→ Stated problem
Word for word, quote all of the material, omitting the pictures.

---------- Input for this task ----------

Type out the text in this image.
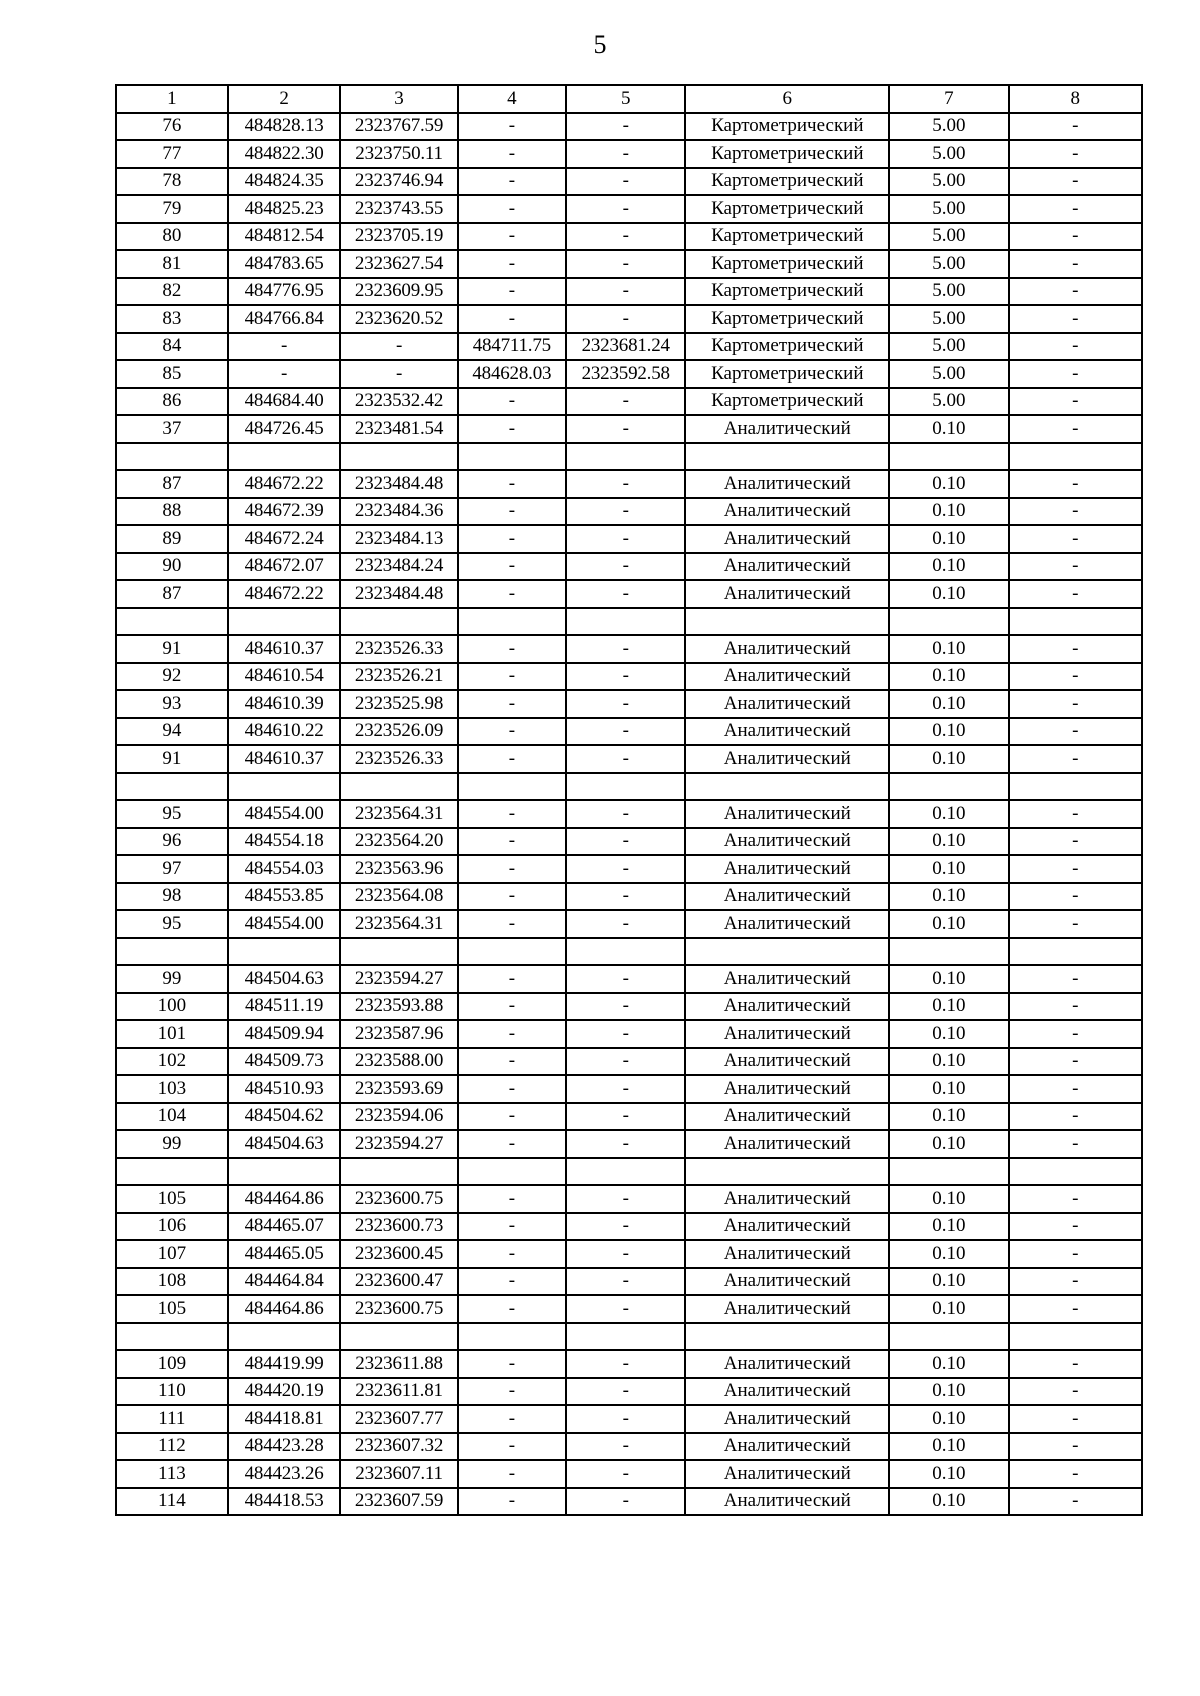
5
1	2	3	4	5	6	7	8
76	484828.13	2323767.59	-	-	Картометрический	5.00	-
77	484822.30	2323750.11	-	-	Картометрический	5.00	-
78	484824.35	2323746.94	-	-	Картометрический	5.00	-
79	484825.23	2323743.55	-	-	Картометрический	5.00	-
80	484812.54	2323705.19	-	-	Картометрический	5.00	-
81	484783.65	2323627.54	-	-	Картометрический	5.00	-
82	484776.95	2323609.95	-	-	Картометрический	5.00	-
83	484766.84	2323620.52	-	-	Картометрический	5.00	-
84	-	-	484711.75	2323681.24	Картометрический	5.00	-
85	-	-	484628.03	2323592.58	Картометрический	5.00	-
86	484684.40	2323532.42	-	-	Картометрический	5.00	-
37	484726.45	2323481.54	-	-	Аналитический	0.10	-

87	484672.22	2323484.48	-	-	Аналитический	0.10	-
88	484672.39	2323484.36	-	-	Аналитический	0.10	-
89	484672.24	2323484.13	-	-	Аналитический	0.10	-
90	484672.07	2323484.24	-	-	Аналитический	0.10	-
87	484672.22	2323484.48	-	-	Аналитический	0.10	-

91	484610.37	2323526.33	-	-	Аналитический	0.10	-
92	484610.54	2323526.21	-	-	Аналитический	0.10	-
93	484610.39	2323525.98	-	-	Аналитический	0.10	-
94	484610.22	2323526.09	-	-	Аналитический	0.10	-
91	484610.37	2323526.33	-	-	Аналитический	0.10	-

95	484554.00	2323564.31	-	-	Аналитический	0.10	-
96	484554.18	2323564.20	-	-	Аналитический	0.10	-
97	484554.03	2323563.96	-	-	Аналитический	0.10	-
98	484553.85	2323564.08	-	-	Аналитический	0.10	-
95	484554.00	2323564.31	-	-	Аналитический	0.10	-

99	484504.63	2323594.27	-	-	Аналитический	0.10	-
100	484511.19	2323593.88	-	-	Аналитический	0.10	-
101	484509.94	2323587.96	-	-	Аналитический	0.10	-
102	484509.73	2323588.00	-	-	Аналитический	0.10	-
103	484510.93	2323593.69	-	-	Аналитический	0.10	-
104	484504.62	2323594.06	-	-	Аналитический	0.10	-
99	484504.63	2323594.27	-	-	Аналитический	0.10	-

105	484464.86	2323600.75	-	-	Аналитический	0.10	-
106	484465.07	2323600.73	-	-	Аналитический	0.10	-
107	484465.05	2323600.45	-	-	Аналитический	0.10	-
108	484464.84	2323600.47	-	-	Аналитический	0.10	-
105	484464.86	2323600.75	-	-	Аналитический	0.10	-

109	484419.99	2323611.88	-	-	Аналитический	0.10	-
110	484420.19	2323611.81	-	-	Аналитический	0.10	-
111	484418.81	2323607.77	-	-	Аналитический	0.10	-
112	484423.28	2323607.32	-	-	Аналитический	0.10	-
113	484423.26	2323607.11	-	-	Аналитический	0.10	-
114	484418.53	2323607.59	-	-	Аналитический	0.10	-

----------

→ Task result
Type out the text in this image.
5
1	2	3	4	5	6	7	8
76	484828.13	2323767.59	-	-	Картометрический	5.00	-
77	484822.30	2323750.11	-	-	Картометрический	5.00	-
78	484824.35	2323746.94	-	-	Картометрический	5.00	-
79	484825.23	2323743.55	-	-	Картометрический	5.00	-
80	484812.54	2323705.19	-	-	Картометрический	5.00	-
81	484783.65	2323627.54	-	-	Картометрический	5.00	-
82	484776.95	2323609.95	-	-	Картометрический	5.00	-
83	484766.84	2323620.52	-	-	Картометрический	5.00	-
84	-	-	484711.75	2323681.24	Картометрический	5.00	-
85	-	-	484628.03	2323592.58	Картометрический	5.00	-
86	484684.40	2323532.42	-	-	Картометрический	5.00	-
37	484726.45	2323481.54	-	-	Аналитический	0.10	-

87	484672.22	2323484.48	-	-	Аналитический	0.10	-
88	484672.39	2323484.36	-	-	Аналитический	0.10	-
89	484672.24	2323484.13	-	-	Аналитический	0.10	-
90	484672.07	2323484.24	-	-	Аналитический	0.10	-
87	484672.22	2323484.48	-	-	Аналитический	0.10	-

91	484610.37	2323526.33	-	-	Аналитический	0.10	-
92	484610.54	2323526.21	-	-	Аналитический	0.10	-
93	484610.39	2323525.98	-	-	Аналитический	0.10	-
94	484610.22	2323526.09	-	-	Аналитический	0.10	-
91	484610.37	2323526.33	-	-	Аналитический	0.10	-

95	484554.00	2323564.31	-	-	Аналитический	0.10	-
96	484554.18	2323564.20	-	-	Аналитический	0.10	-
97	484554.03	2323563.96	-	-	Аналитический	0.10	-
98	484553.85	2323564.08	-	-	Аналитический	0.10	-
95	484554.00	2323564.31	-	-	Аналитический	0.10	-

99	484504.63	2323594.27	-	-	Аналитический	0.10	-
100	484511.19	2323593.88	-	-	Аналитический	0.10	-
101	484509.94	2323587.96	-	-	Аналитический	0.10	-
102	484509.73	2323588.00	-	-	Аналитический	0.10	-
103	484510.93	2323593.69	-	-	Аналитический	0.10	-
104	484504.62	2323594.06	-	-	Аналитический	0.10	-
99	484504.63	2323594.27	-	-	Аналитический	0.10	-

105	484464.86	2323600.75	-	-	Аналитический	0.10	-
106	484465.07	2323600.73	-	-	Аналитический	0.10	-
107	484465.05	2323600.45	-	-	Аналитический	0.10	-
108	484464.84	2323600.47	-	-	Аналитический	0.10	-
105	484464.86	2323600.75	-	-	Аналитический	0.10	-

109	484419.99	2323611.88	-	-	Аналитический	0.10	-
110	484420.19	2323611.81	-	-	Аналитический	0.10	-
111	484418.81	2323607.77	-	-	Аналитический	0.10	-
112	484423.28	2323607.32	-	-	Аналитический	0.10	-
113	484423.26	2323607.11	-	-	Аналитический	0.10	-
114	484418.53	2323607.59	-	-	Аналитический	0.10	-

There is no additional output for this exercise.